* BEGIN STORED DATA *

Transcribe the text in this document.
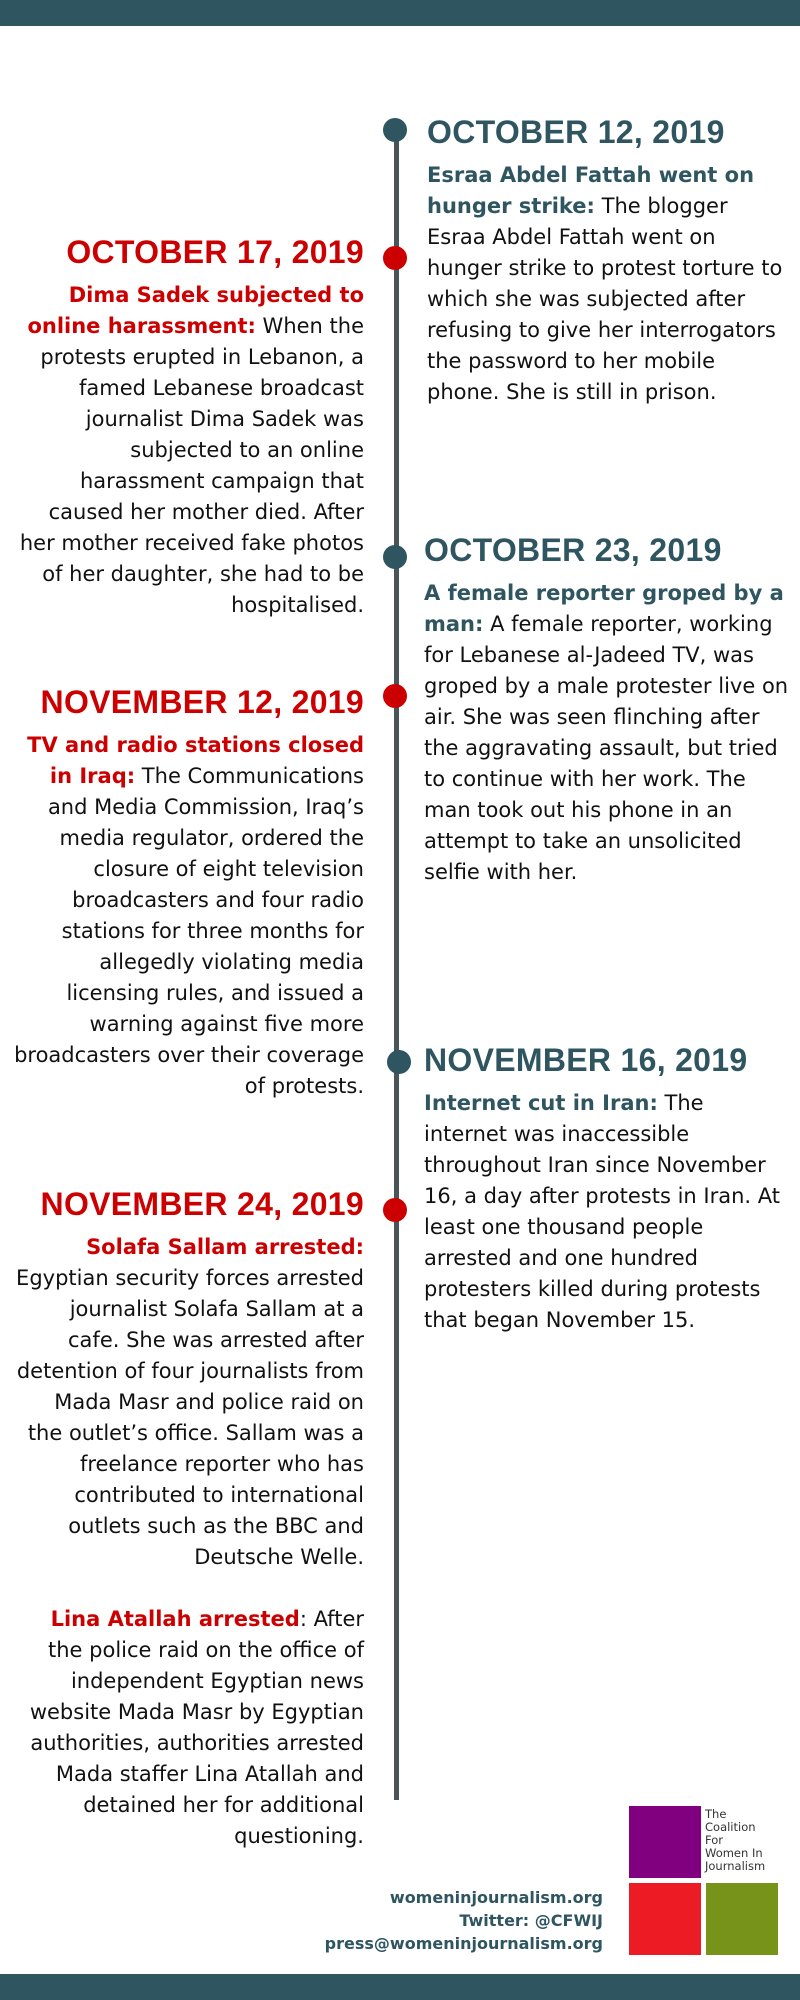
OCTOBER 12, 2019

Esraa Abdel Fattah went on hunger strike: The blogger Esraa Abdel Fattah went on hunger strike to protest torture to which she was subjected after refusing to give her interrogators the password to her mobile phone. She is still in prison.

OCTOBER 17, 2019

Dima Sadek subjected to online harassment: When the protests erupted in Lebanon, a famed Lebanese broadcast journalist Dima Sadek was subjected to an online harassment campaign that caused her mother died. After her mother received fake photos of her daughter, she had to be hospitalised.

OCTOBER 23, 2019

A female reporter groped by a man: A female reporter, working for Lebanese al-Jadeed TV, was groped by a male protester live on air. She was seen flinching after the aggravating assault, but tried to continue with her work. The man took out his phone in an attempt to take an unsolicited selfie with her.

NOVEMBER 12, 2019

TV and radio stations closed in Iraq: The Communications and Media Commission, Iraq’s media regulator, ordered the closure of eight television broadcasters and four radio stations for three months for allegedly violating media licensing rules, and issued a warning against five more broadcasters over their coverage of protests.

NOVEMBER 16, 2019

Internet cut in Iran: The internet was inaccessible throughout Iran since November 16, a day after protests in Iran. At least one thousand people arrested and one hundred protesters killed during protests that began November 15.

NOVEMBER 24, 2019

Solafa Sallam arrested: Egyptian security forces arrested journalist Solafa Sallam at a cafe. She was arrested after detention of four journalists from Mada Masr and police raid on the outlet’s office. Sallam was a freelance reporter who has contributed to international outlets such as the BBC and Deutsche Welle.

Lina Atallah arrested: After the police raid on the office of independent Egyptian news website Mada Masr by Egyptian authorities, authorities arrested Mada staffer Lina Atallah and detained her for additional questioning.

womeninjournalism.org
Twitter: @CFWIJ
press@womeninjournalism.org
The
Coalition
For
Women In
Journalism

* END STORED DATA *

#### THE PROBLEM
Write out each entry exactly as given, omitting any picture.

#### COMPLETE RESPONSE
Transcribe the text in this document.
OCTOBER 12, 2019

Esraa Abdel Fattah went on hunger strike: The blogger Esraa Abdel Fattah went on hunger strike to protest torture to which she was subjected after refusing to give her interrogators the password to her mobile phone. She is still in prison.

OCTOBER 17, 2019

Dima Sadek subjected to online harassment: When the protests erupted in Lebanon, a famed Lebanese broadcast journalist Dima Sadek was subjected to an online harassment campaign that caused her mother died. After her mother received fake photos of her daughter, she had to be hospitalised.

OCTOBER 23, 2019

A female reporter groped by a man: A female reporter, working for Lebanese al-Jadeed TV, was groped by a male protester live on air. She was seen flinching after the aggravating assault, but tried to continue with her work. The man took out his phone in an attempt to take an unsolicited selfie with her.

NOVEMBER 12, 2019

TV and radio stations closed in Iraq: The Communications and Media Commission, Iraq’s media regulator, ordered the closure of eight television broadcasters and four radio stations for three months for allegedly violating media licensing rules, and issued a warning against five more broadcasters over their coverage of protests.

NOVEMBER 16, 2019

Internet cut in Iran: The internet was inaccessible throughout Iran since November 16, a day after protests in Iran. At least one thousand people arrested and one hundred protesters killed during protests that began November 15.

NOVEMBER 24, 2019

Solafa Sallam arrested: Egyptian security forces arrested journalist Solafa Sallam at a cafe. She was arrested after detention of four journalists from Mada Masr and police raid on the outlet’s office. Sallam was a freelance reporter who has contributed to international outlets such as the BBC and Deutsche Welle.

Lina Atallah arrested: After the police raid on the office of independent Egyptian news website Mada Masr by Egyptian authorities, authorities arrested Mada staffer Lina Atallah and detained her for additional questioning.

womeninjournalism.org
Twitter: @CFWIJ
press@womeninjournalism.org
The
Coalition
For
Women In
Journalism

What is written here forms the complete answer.